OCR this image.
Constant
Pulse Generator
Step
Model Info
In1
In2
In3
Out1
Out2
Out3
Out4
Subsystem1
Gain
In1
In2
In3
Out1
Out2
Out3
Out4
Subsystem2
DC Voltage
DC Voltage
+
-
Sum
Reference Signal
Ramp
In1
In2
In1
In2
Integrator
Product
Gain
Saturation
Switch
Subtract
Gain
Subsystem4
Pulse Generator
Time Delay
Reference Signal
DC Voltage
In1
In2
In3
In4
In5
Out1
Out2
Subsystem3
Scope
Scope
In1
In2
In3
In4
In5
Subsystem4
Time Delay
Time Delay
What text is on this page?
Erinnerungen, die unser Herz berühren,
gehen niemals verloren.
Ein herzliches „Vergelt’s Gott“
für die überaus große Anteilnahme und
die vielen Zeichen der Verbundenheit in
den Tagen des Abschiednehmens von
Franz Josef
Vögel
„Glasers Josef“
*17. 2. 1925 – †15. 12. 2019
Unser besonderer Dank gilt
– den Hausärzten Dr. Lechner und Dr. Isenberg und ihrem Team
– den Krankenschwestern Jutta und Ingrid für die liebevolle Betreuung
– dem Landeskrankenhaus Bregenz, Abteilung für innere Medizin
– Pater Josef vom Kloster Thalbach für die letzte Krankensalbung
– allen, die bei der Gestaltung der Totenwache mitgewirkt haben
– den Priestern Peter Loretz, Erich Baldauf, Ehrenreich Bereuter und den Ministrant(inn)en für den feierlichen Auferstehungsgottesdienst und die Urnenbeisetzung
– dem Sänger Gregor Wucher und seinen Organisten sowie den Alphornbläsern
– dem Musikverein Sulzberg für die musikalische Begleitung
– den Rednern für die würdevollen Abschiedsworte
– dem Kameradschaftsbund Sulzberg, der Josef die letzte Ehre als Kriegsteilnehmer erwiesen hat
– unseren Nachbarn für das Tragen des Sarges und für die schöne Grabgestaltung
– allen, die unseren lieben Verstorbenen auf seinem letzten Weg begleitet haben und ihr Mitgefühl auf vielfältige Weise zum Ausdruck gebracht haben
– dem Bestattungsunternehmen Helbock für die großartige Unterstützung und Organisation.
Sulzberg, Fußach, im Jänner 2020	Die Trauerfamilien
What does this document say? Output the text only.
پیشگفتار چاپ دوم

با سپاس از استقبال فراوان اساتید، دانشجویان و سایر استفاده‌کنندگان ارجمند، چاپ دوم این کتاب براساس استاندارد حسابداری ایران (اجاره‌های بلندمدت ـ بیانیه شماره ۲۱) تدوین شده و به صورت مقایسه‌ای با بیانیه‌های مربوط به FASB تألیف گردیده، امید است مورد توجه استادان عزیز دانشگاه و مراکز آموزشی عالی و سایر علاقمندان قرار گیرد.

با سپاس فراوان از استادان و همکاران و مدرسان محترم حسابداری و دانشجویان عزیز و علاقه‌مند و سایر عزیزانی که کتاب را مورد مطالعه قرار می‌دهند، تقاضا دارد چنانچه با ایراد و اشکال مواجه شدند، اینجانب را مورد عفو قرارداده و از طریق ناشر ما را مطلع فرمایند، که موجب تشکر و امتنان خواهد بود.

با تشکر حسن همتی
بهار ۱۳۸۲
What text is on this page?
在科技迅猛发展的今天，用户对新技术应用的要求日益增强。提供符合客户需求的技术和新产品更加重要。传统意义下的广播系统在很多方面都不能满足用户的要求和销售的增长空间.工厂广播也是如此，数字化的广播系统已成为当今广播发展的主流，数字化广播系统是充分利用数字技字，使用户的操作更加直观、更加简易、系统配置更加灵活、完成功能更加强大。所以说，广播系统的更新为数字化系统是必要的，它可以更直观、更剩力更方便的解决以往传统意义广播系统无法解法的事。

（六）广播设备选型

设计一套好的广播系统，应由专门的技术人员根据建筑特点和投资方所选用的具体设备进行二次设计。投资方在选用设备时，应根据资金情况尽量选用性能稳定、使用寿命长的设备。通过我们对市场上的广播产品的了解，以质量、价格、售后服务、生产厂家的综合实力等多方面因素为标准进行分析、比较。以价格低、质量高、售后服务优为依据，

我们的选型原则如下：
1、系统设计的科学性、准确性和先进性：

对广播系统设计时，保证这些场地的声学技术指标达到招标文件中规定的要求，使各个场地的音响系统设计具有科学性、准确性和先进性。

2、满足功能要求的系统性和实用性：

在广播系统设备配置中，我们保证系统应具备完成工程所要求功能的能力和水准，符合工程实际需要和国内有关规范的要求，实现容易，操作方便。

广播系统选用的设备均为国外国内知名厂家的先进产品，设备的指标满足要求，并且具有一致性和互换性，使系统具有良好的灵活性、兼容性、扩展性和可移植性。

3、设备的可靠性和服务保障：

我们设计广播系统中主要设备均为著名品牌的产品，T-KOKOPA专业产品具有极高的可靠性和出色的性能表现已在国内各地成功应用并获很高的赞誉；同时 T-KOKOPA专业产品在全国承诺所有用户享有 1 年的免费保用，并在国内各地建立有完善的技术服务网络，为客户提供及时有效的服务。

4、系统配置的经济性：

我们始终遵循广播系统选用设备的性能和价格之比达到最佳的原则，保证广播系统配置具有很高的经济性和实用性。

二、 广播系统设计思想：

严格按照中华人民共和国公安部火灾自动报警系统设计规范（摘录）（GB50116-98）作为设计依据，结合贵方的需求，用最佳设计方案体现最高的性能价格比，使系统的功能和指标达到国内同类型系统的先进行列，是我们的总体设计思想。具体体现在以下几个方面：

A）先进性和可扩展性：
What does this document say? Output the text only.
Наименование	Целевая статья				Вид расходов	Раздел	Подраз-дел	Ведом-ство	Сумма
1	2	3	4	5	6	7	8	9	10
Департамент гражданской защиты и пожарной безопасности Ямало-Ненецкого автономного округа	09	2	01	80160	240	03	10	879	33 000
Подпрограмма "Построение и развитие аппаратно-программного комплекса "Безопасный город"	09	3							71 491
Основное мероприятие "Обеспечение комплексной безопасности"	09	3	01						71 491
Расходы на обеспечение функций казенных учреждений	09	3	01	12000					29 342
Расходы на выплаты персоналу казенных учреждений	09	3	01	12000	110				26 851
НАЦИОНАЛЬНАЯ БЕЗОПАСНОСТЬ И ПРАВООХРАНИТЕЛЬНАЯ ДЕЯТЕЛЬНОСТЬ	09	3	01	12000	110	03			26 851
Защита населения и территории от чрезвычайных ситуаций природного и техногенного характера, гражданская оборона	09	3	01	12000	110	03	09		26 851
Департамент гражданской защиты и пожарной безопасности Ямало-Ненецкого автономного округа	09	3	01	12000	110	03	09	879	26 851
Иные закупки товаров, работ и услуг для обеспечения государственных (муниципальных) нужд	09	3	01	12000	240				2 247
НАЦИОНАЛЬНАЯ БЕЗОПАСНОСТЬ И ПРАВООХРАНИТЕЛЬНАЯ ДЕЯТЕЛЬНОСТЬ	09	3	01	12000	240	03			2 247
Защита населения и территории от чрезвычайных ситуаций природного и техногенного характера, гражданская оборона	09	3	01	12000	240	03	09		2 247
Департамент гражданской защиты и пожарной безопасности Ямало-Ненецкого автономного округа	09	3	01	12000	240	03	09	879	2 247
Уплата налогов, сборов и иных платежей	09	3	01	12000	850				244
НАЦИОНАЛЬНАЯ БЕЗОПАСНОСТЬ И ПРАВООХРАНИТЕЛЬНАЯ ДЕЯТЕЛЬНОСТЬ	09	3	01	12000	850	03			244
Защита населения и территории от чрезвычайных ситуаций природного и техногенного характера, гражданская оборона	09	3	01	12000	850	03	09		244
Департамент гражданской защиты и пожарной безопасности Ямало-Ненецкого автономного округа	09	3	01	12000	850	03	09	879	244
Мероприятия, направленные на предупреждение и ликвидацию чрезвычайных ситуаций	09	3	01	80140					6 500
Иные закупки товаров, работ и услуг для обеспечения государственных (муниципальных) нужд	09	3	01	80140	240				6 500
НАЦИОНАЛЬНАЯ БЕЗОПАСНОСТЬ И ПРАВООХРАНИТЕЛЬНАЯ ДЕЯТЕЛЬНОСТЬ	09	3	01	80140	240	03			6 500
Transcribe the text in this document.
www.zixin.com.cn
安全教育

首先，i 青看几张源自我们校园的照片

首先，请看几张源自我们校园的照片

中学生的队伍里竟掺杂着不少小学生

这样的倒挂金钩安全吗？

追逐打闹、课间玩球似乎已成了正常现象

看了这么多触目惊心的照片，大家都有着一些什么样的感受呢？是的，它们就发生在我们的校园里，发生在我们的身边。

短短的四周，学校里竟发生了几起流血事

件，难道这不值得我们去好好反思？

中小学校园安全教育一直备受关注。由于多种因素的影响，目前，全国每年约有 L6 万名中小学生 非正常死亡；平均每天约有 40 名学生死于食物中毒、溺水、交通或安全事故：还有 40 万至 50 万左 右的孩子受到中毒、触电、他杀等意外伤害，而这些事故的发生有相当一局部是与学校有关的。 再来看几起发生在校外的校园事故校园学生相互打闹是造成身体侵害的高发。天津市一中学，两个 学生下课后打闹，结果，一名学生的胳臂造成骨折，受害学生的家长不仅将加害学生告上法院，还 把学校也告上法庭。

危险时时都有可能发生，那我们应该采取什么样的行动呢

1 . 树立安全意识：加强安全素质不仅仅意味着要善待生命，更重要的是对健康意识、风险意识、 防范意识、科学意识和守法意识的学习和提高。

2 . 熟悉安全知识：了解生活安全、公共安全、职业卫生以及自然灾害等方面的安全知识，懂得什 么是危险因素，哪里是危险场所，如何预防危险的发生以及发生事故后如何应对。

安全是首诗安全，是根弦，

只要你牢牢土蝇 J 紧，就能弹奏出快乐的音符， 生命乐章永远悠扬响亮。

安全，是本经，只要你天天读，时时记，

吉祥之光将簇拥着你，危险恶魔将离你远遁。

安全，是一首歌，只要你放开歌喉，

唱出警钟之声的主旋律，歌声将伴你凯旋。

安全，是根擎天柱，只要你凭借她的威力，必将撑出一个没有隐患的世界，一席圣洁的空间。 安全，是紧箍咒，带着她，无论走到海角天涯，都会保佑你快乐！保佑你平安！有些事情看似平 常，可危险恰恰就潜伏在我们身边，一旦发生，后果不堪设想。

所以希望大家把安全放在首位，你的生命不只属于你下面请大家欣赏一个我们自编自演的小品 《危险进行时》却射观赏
☆ ☆ ☆ ☆
Count the lines of the material that include the word "казенных", then state only the total.

2